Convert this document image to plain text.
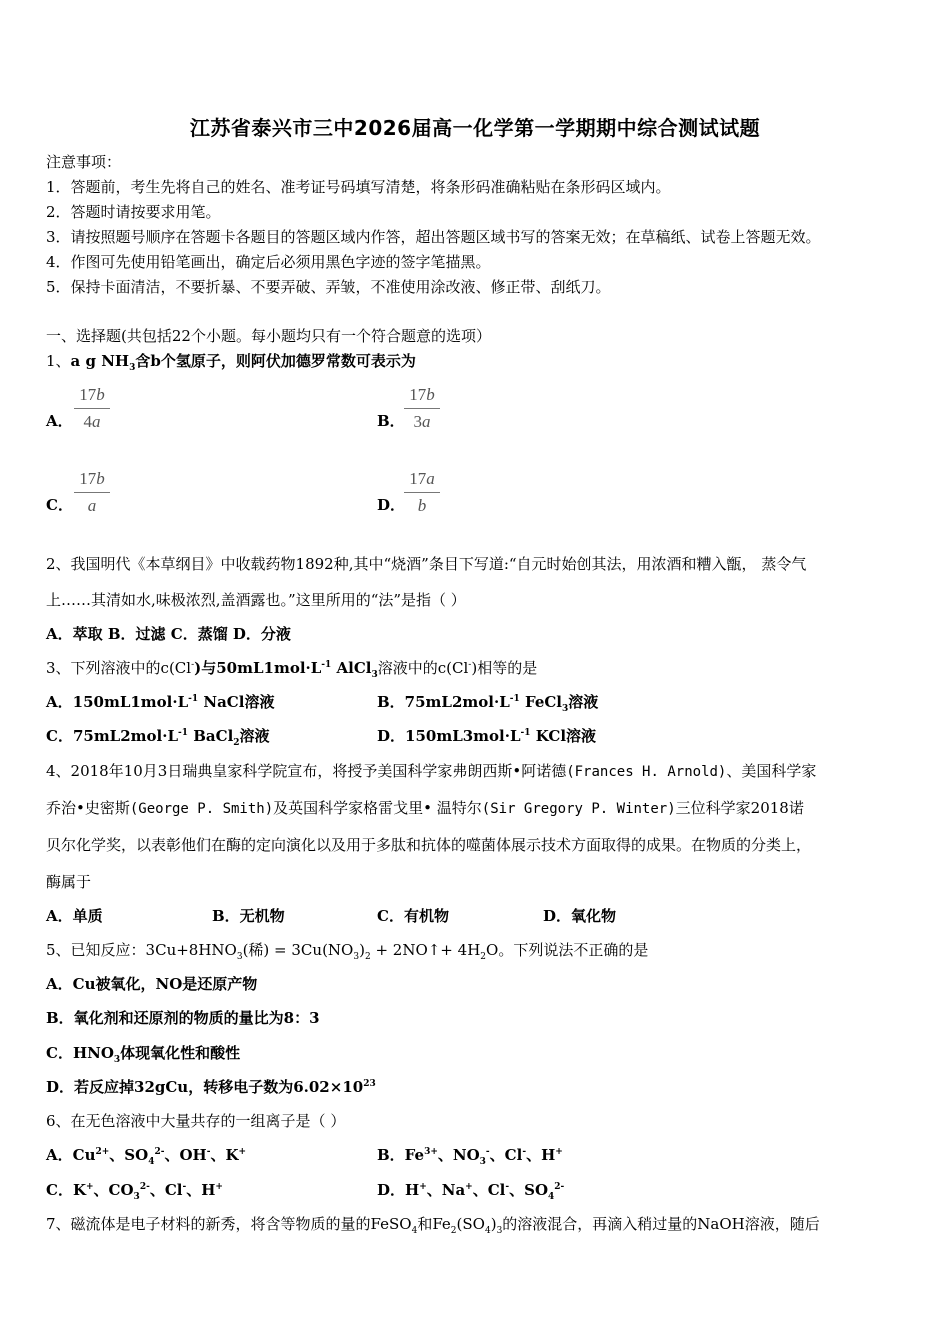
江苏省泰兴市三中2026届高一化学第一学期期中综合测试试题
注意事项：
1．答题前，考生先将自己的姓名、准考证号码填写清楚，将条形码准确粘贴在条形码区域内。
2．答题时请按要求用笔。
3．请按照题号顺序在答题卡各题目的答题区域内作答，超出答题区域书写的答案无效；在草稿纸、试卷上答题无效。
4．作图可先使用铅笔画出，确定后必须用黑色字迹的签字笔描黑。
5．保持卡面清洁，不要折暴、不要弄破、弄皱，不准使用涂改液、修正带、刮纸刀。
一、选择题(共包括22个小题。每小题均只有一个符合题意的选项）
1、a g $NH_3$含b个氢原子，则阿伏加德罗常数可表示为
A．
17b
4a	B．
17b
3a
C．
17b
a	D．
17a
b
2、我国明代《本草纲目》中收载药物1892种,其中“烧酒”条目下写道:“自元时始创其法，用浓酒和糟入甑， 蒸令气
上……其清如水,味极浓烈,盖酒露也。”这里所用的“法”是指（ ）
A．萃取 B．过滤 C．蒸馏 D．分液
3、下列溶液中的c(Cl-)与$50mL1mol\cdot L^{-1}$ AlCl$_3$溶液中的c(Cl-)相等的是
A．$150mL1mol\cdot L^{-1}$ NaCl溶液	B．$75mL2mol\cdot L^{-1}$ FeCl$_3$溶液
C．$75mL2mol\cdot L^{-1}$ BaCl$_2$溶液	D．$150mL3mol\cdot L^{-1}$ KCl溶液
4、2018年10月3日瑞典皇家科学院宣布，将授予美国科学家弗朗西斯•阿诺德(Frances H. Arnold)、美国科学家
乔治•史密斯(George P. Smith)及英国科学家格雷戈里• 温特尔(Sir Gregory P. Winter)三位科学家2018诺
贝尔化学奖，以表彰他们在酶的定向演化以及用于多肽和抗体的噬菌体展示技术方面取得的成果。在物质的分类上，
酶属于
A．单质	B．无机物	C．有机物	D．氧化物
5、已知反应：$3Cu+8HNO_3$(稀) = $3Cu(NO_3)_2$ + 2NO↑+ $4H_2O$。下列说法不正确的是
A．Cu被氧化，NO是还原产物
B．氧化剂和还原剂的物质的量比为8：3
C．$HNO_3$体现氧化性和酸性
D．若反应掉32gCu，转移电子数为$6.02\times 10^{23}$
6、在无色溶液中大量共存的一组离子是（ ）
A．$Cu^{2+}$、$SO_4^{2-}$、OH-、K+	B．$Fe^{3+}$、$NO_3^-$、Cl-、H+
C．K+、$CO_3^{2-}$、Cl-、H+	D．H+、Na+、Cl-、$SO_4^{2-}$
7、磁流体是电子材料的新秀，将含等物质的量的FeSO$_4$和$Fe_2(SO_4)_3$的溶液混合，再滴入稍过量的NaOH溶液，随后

......

* Job: Reproduce all of the entries word for word, skipping any pictures they hold.

* Task response:
Convert this document image to plain text.
江苏省泰兴市三中2026届高一化学第一学期期中综合测试试题
注意事项：
1．答题前，考生先将自己的姓名、准考证号码填写清楚，将条形码准确粘贴在条形码区域内。
2．答题时请按要求用笔。
3．请按照题号顺序在答题卡各题目的答题区域内作答，超出答题区域书写的答案无效；在草稿纸、试卷上答题无效。
4．作图可先使用铅笔画出，确定后必须用黑色字迹的签字笔描黑。
5．保持卡面清洁，不要折暴、不要弄破、弄皱，不准使用涂改液、修正带、刮纸刀。
一、选择题(共包括22个小题。每小题均只有一个符合题意的选项）
1、a g $NH_3$含b个氢原子，则阿伏加德罗常数可表示为
A．
17b
4a	B．
17b
3a
C．
17b
a	D．
17a
b
2、我国明代《本草纲目》中收载药物1892种,其中“烧酒”条目下写道:“自元时始创其法，用浓酒和糟入甑， 蒸令气
上……其清如水,味极浓烈,盖酒露也。”这里所用的“法”是指（ ）
A．萃取 B．过滤 C．蒸馏 D．分液
3、下列溶液中的c(Cl-)与$50mL1mol\cdot L^{-1}$ AlCl$_3$溶液中的c(Cl-)相等的是
A．$150mL1mol\cdot L^{-1}$ NaCl溶液	B．$75mL2mol\cdot L^{-1}$ FeCl$_3$溶液
C．$75mL2mol\cdot L^{-1}$ BaCl$_2$溶液	D．$150mL3mol\cdot L^{-1}$ KCl溶液
4、2018年10月3日瑞典皇家科学院宣布，将授予美国科学家弗朗西斯•阿诺德(Frances H. Arnold)、美国科学家
乔治•史密斯(George P. Smith)及英国科学家格雷戈里• 温特尔(Sir Gregory P. Winter)三位科学家2018诺
贝尔化学奖，以表彰他们在酶的定向演化以及用于多肽和抗体的噬菌体展示技术方面取得的成果。在物质的分类上，
酶属于
A．单质	B．无机物	C．有机物	D．氧化物
5、已知反应：$3Cu+8HNO_3$(稀) = $3Cu(NO_3)_2$ + 2NO↑+ $4H_2O$。下列说法不正确的是
A．Cu被氧化，NO是还原产物
B．氧化剂和还原剂的物质的量比为8：3
C．$HNO_3$体现氧化性和酸性
D．若反应掉32gCu，转移电子数为$6.02\times 10^{23}$
6、在无色溶液中大量共存的一组离子是（ ）
A．$Cu^{2+}$、$SO_4^{2-}$、OH-、K+	B．$Fe^{3+}$、$NO_3^-$、Cl-、H+
C．K+、$CO_3^{2-}$、Cl-、H+	D．H+、Na+、Cl-、$SO_4^{2-}$
7、磁流体是电子材料的新秀，将含等物质的量的FeSO$_4$和$Fe_2(SO_4)_3$的溶液混合，再滴入稍过量的NaOH溶液，随后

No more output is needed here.